Work instructions =
Go through the listing and write out all of it exactly.

Records supplied =
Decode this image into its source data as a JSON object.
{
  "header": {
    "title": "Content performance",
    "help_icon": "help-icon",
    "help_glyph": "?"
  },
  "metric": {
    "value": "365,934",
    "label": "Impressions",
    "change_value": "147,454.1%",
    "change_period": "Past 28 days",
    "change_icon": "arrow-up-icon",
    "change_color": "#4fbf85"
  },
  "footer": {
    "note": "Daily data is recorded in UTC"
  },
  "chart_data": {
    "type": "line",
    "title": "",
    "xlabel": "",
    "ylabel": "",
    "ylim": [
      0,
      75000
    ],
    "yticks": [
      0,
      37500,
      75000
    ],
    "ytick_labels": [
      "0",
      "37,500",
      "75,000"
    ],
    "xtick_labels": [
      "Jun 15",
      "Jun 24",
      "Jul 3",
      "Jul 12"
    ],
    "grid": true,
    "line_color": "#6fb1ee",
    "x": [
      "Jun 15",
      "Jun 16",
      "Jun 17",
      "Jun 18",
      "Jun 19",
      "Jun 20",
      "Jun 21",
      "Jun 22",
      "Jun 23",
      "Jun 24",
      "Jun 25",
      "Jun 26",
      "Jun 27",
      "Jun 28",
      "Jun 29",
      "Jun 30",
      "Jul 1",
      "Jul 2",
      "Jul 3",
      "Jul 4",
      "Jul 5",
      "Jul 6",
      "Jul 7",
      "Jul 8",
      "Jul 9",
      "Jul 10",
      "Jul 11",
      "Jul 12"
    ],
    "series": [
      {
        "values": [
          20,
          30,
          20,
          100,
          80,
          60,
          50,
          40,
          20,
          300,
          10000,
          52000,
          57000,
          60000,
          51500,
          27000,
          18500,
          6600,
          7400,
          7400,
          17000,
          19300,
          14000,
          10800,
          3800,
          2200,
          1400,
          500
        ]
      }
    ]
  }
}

Solution to the problem =
Decode this image into its source data as a JSON object.
{
  "header": {
    "title": "Content performance",
    "help_icon": "help-icon",
    "help_glyph": "?"
  },
  "metric": {
    "value": "365,934",
    "label": "Impressions",
    "change_value": "147,454.1%",
    "change_period": "Past 28 days",
    "change_icon": "arrow-up-icon",
    "change_color": "#4fbf85"
  },
  "footer": {
    "note": "Daily data is recorded in UTC"
  },
  "chart_data": {
    "type": "line",
    "title": "",
    "xlabel": "",
    "ylabel": "",
    "ylim": [
      0,
      75000
    ],
    "yticks": [
      0,
      37500,
      75000
    ],
    "ytick_labels": [
      "0",
      "37,500",
      "75,000"
    ],
    "xtick_labels": [
      "Jun 15",
      "Jun 24",
      "Jul 3",
      "Jul 12"
    ],
    "grid": true,
    "line_color": "#6fb1ee",
    "x": [
      "Jun 15",
      "Jun 16",
      "Jun 17",
      "Jun 18",
      "Jun 19",
      "Jun 20",
      "Jun 21",
      "Jun 22",
      "Jun 23",
      "Jun 24",
      "Jun 25",
      "Jun 26",
      "Jun 27",
      "Jun 28",
      "Jun 29",
      "Jun 30",
      "Jul 1",
      "Jul 2",
      "Jul 3",
      "Jul 4",
      "Jul 5",
      "Jul 6",
      "Jul 7",
      "Jul 8",
      "Jul 9",
      "Jul 10",
      "Jul 11",
      "Jul 12"
    ],
    "series": [
      {
        "values": [
          20,
          30,
          20,
          100,
          80,
          60,
          50,
          40,
          20,
          300,
          10000,
          52000,
          57000,
          60000,
          51500,
          27000,
          18500,
          6600,
          7400,
          7400,
          17000,
          19300,
          14000,
          10800,
          3800,
          2200,
          1400,
          500
        ]
      }
    ]
  }
}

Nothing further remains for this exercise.